In the data below, find every line with the string "this" and pull it out.
** Start **
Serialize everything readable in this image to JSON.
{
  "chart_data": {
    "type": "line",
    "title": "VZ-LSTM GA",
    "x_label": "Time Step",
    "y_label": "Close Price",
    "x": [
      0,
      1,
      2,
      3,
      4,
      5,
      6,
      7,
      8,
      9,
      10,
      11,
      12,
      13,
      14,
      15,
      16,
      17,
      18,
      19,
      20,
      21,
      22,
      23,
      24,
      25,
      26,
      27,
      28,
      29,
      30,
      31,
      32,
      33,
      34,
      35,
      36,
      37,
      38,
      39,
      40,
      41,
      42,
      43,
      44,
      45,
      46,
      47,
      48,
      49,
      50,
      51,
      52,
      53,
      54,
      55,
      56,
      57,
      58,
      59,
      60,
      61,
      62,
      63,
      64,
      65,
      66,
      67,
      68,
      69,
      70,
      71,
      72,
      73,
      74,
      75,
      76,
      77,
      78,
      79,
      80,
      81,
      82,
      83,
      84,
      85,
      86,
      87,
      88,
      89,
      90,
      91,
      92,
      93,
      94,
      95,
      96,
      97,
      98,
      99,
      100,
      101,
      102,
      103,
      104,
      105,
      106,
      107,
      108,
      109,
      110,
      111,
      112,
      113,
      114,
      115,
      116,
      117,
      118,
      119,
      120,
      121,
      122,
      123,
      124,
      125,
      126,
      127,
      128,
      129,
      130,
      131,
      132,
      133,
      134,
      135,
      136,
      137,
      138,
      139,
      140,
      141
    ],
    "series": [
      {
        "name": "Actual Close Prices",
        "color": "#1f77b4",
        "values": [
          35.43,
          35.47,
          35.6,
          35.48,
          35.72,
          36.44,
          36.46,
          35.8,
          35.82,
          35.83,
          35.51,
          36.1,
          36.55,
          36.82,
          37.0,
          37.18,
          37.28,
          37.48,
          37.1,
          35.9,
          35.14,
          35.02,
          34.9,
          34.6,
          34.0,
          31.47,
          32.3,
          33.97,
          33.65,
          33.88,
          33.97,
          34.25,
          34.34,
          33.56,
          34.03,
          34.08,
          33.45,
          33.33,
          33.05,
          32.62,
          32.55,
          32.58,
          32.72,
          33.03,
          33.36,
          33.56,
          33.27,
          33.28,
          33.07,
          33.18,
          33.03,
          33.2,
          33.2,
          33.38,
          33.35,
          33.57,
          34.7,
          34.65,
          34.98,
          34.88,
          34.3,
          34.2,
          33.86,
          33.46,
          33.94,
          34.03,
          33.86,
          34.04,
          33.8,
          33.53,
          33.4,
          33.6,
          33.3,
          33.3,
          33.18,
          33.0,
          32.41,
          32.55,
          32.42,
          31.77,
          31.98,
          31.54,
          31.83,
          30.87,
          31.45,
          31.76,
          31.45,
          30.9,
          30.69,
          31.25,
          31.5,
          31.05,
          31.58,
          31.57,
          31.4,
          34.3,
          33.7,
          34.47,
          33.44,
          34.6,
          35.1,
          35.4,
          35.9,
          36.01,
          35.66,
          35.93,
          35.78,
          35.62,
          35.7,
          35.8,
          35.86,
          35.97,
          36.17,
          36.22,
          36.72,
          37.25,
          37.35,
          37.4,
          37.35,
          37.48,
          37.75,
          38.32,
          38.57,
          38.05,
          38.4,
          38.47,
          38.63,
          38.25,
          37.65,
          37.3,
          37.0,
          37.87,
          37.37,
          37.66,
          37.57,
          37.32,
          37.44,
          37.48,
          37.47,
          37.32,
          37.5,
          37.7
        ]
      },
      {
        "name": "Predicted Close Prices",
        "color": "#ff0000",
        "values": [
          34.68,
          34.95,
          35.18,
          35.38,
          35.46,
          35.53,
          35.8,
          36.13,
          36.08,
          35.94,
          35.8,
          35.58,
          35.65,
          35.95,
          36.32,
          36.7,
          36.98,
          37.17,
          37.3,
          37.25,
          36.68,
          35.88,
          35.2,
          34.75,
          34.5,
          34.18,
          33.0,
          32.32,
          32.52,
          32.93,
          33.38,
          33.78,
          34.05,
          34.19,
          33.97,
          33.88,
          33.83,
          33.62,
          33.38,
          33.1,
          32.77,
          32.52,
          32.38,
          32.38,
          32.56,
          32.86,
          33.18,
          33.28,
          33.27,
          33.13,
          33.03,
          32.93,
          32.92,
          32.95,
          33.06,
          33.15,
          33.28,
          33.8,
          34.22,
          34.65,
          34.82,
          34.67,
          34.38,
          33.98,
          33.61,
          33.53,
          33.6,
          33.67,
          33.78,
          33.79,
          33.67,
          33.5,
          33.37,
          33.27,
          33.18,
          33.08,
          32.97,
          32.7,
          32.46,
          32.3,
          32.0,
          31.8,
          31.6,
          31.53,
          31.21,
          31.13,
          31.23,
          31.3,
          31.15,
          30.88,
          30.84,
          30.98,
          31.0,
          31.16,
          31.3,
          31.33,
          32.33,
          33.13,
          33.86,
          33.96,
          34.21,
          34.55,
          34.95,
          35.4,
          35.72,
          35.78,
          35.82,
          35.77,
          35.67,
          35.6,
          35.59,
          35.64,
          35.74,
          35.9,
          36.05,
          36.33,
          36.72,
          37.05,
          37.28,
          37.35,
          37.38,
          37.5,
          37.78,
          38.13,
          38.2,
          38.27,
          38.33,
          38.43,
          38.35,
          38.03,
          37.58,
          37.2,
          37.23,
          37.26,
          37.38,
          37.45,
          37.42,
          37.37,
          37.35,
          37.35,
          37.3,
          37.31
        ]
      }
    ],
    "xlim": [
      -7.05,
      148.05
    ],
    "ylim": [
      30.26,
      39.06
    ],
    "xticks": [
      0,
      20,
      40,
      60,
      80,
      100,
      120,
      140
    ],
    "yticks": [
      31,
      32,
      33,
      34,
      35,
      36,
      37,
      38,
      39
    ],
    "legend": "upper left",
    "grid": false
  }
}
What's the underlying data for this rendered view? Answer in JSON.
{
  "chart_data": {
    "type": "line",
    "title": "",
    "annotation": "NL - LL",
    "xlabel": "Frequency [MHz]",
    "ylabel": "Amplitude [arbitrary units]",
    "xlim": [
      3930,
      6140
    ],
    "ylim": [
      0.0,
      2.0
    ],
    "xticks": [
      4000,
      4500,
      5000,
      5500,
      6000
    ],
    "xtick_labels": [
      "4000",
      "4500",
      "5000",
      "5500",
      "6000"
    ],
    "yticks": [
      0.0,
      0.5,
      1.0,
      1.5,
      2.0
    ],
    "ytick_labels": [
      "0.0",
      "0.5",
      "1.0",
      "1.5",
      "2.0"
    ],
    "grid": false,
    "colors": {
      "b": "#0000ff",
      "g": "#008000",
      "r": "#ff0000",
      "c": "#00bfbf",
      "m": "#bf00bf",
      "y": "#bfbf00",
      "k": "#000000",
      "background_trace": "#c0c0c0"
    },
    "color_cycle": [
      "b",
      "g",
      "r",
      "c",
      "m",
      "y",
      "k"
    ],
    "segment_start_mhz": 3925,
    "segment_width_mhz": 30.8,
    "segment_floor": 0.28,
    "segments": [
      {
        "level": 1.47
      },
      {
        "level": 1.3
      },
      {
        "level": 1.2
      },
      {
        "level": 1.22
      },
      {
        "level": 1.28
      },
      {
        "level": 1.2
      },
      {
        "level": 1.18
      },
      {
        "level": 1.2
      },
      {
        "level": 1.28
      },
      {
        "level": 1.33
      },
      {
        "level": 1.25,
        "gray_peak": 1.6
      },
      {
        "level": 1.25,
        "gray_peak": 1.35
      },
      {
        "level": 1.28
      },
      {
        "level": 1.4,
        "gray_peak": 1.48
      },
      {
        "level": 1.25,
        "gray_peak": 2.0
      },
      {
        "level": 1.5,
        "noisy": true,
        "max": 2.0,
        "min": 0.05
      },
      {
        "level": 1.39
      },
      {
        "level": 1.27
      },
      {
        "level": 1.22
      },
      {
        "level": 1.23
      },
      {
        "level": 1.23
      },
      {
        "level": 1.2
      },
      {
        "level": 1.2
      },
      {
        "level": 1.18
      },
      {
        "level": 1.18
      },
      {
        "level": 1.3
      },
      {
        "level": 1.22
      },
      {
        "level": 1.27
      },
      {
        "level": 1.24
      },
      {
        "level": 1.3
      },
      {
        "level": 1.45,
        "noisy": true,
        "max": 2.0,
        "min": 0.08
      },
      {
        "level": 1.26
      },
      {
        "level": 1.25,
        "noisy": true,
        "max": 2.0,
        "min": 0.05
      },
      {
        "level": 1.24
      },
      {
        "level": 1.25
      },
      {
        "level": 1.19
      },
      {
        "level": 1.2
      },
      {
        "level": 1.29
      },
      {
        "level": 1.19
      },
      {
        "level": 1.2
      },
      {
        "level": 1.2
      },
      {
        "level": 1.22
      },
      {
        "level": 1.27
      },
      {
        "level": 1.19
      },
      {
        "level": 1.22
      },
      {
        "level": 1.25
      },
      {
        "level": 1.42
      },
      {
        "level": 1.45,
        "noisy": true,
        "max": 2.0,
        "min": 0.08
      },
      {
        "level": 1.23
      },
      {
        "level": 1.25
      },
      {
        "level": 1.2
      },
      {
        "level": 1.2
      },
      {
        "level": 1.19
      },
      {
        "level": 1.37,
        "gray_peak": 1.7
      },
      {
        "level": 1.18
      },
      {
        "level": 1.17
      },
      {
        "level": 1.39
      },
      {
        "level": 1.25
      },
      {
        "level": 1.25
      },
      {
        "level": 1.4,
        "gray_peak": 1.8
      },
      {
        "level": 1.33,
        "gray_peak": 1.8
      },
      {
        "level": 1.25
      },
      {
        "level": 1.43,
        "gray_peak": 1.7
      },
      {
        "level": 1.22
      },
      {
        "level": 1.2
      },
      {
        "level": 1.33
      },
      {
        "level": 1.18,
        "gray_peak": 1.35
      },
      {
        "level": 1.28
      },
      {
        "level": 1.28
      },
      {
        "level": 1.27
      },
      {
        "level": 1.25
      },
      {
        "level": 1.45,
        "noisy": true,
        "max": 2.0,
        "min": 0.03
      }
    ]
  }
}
** End **
-- The response --
Serialize everything readable in this image to JSON.
What's the underlying data for this rendered view? Answer in JSON.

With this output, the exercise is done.